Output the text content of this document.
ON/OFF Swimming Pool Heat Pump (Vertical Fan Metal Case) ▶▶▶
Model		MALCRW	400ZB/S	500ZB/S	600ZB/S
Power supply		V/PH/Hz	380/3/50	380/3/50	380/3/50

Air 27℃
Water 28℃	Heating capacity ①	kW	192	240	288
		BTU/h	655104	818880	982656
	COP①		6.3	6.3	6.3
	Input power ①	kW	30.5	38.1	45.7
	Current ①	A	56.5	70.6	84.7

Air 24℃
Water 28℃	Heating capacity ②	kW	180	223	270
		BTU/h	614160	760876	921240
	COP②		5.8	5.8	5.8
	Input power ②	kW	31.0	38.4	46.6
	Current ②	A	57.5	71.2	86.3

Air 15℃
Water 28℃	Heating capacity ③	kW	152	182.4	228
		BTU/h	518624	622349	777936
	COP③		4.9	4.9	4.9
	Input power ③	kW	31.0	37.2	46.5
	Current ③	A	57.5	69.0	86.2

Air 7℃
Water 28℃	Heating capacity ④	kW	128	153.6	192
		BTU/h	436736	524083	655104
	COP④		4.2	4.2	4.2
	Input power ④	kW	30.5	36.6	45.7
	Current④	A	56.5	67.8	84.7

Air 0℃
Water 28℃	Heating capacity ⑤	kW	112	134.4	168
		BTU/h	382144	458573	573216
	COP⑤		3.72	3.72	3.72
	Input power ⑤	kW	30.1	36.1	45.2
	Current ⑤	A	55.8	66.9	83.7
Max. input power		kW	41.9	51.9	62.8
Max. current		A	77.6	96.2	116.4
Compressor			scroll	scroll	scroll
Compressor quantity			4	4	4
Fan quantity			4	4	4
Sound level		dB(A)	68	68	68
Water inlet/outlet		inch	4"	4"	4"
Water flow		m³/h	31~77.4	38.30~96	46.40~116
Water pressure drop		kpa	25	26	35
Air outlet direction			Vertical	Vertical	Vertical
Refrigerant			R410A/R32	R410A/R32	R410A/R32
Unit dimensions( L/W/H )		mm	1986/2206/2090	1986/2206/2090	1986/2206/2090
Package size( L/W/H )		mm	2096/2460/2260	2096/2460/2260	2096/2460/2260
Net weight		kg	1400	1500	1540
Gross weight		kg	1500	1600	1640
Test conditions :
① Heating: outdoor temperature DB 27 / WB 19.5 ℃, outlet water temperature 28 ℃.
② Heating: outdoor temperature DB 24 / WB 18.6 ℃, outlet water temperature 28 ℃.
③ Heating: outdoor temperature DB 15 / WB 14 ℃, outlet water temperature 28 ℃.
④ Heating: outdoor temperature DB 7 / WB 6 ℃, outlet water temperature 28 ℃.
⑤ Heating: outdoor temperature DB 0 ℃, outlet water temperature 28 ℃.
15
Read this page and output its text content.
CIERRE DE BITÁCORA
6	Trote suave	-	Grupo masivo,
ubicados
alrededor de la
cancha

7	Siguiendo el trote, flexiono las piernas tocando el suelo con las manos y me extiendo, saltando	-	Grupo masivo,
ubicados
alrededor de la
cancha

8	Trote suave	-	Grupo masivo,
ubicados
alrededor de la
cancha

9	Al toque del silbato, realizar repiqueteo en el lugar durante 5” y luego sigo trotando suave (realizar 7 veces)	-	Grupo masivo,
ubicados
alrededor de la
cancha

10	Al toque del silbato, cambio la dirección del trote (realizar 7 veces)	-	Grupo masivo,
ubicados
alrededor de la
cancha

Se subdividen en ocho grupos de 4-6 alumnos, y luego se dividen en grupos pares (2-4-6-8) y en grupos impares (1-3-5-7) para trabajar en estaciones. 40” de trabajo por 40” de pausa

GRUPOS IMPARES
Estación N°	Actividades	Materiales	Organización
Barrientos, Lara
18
□ □ □ □
(WHAT THE TASK ASKS): Scan the listing above for the word "veces" and copy every line that holds it.

(RESPONSE TO THIS EXERCISE):
9	Al toque del silbato, realizar repiqueteo en el lugar durante 5” y luego sigo trotando suave (realizar 7 veces)	-	Grupo masivo,
10	Al toque del silbato, cambio la dirección del trote (realizar 7 veces)	-	Grupo masivo,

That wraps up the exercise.